[Stored records]
--------------------------------

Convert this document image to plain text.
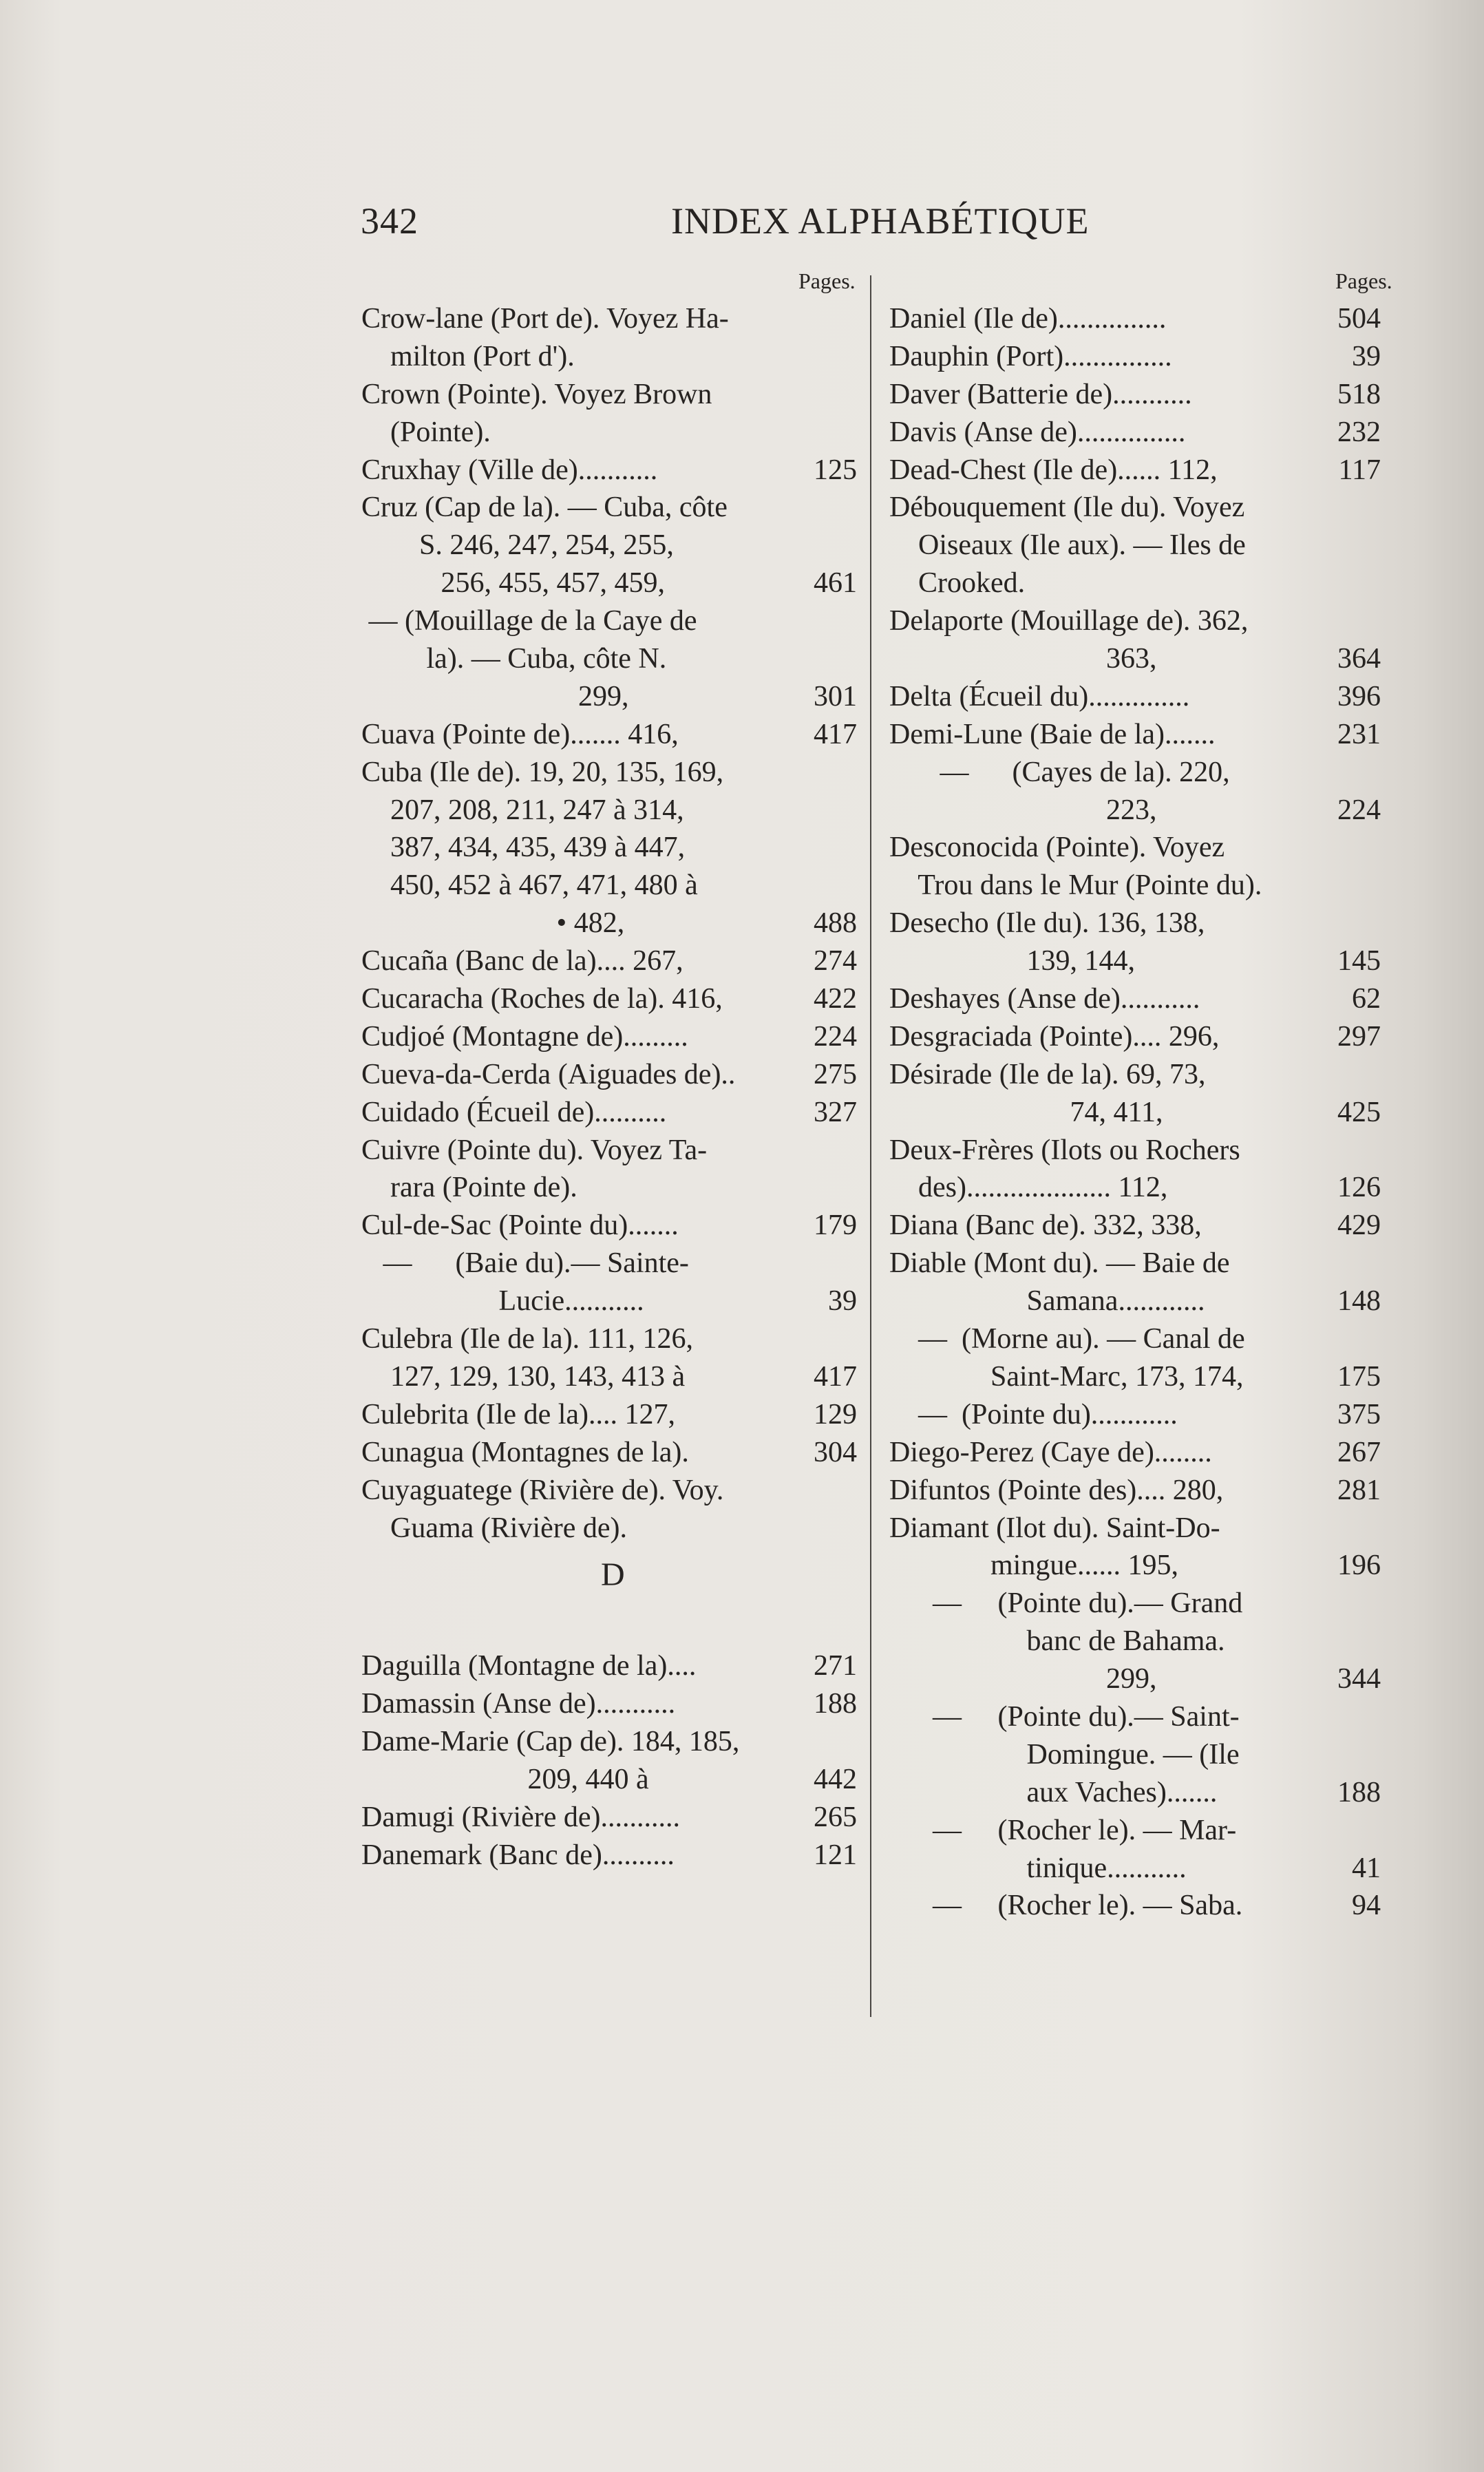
342	INDEX ALPHABÉTIQUE
Pages.	Pages.
Crow-lane (Port de). Voyez Ha-
milton (Port d').
Crown (Pointe). Voyez Brown
(Pointe).
Cruxhay (Ville de)...........	125
Cruz (Cap de la). — Cuba, côte
S. 246, 247, 254, 255,
256, 455, 457, 459,	461
— (Mouillage de la Caye de
la). — Cuba, côte N.
299,	301
Cuava (Pointe de)....... 416,	417
Cuba (Ile de). 19, 20, 135, 169,
207, 208, 211, 247 à 314,
387, 434, 435, 439 à 447,
450, 452 à 467, 471, 480 à
• 482,	488
Cucaña (Banc de la).... 267,	274
Cucaracha (Roches de la). 416,	422
Cudjoé (Montagne de).........	224
Cueva-da-Cerda (Aiguades de)..	275
Cuidado (Écueil de)..........	327
Cuivre (Pointe du). Voyez Ta-
rara (Pointe de).
Cul-de-Sac (Pointe du).......	179
—      (Baie du).— Sainte-
Lucie...........	39
Culebra (Ile de la). 111, 126,
127, 129, 130, 143, 413 à	417
Culebrita (Ile de la).... 127,	129
Cunagua (Montagnes de la).	304
Cuyaguatege (Rivière de). Voy.
Guama (Rivière de).
D
Daguilla (Montagne de la)....	271
Damassin (Anse de)...........	188
Dame-Marie (Cap de). 184, 185,
209, 440 à	442
Damugi (Rivière de)...........	265
Danemark (Banc de)..........	121
Daniel (Ile de)...............	504
Dauphin (Port)...............	39
Daver (Batterie de)...........	518
Davis (Anse de)...............	232
Dead-Chest (Ile de)...... 112,	117
Débouquement (Ile du). Voyez
Oiseaux (Ile aux). — Iles de
Crooked.
Delaporte (Mouillage de). 362,
363,	364
Delta (Écueil du)..............	396
Demi-Lune (Baie de la).......	231
—      (Cayes de la). 220,
223,	224
Desconocida (Pointe). Voyez
Trou dans le Mur (Pointe du).
Desecho (Ile du). 136, 138,
139, 144,	145
Deshayes (Anse de)...........	62
Desgraciada (Pointe).... 296,	297
Désirade (Ile de la). 69, 73,
74, 411,	425
Deux-Frères (Ilots ou Rochers
des).................... 112,	126
Diana (Banc de). 332, 338,	429
Diable (Mont du). — Baie de
Samana............	148
—  (Morne au). — Canal de
Saint-Marc, 173, 174,	175
—  (Pointe du)............	375
Diego-Perez (Caye de)........	267
Difuntos (Pointe des).... 280,	281
Diamant (Ilot du). Saint-Do-
mingue...... 195,	196
—     (Pointe du).— Grand
banc de Bahama.
299,	344
—     (Pointe du).— Saint-
Domingue. — (Ile
aux Vaches).......	188
—     (Rocher le). — Mar-
tinique...........	41
—     (Rocher le). — Saba.	94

--------------------------------

The request:
Copy, from the material above, each line in which the string "Écueil" occurs.

Answer for this exercise:
Cuidado (Écueil de)..........	327
Delta (Écueil du)..............	396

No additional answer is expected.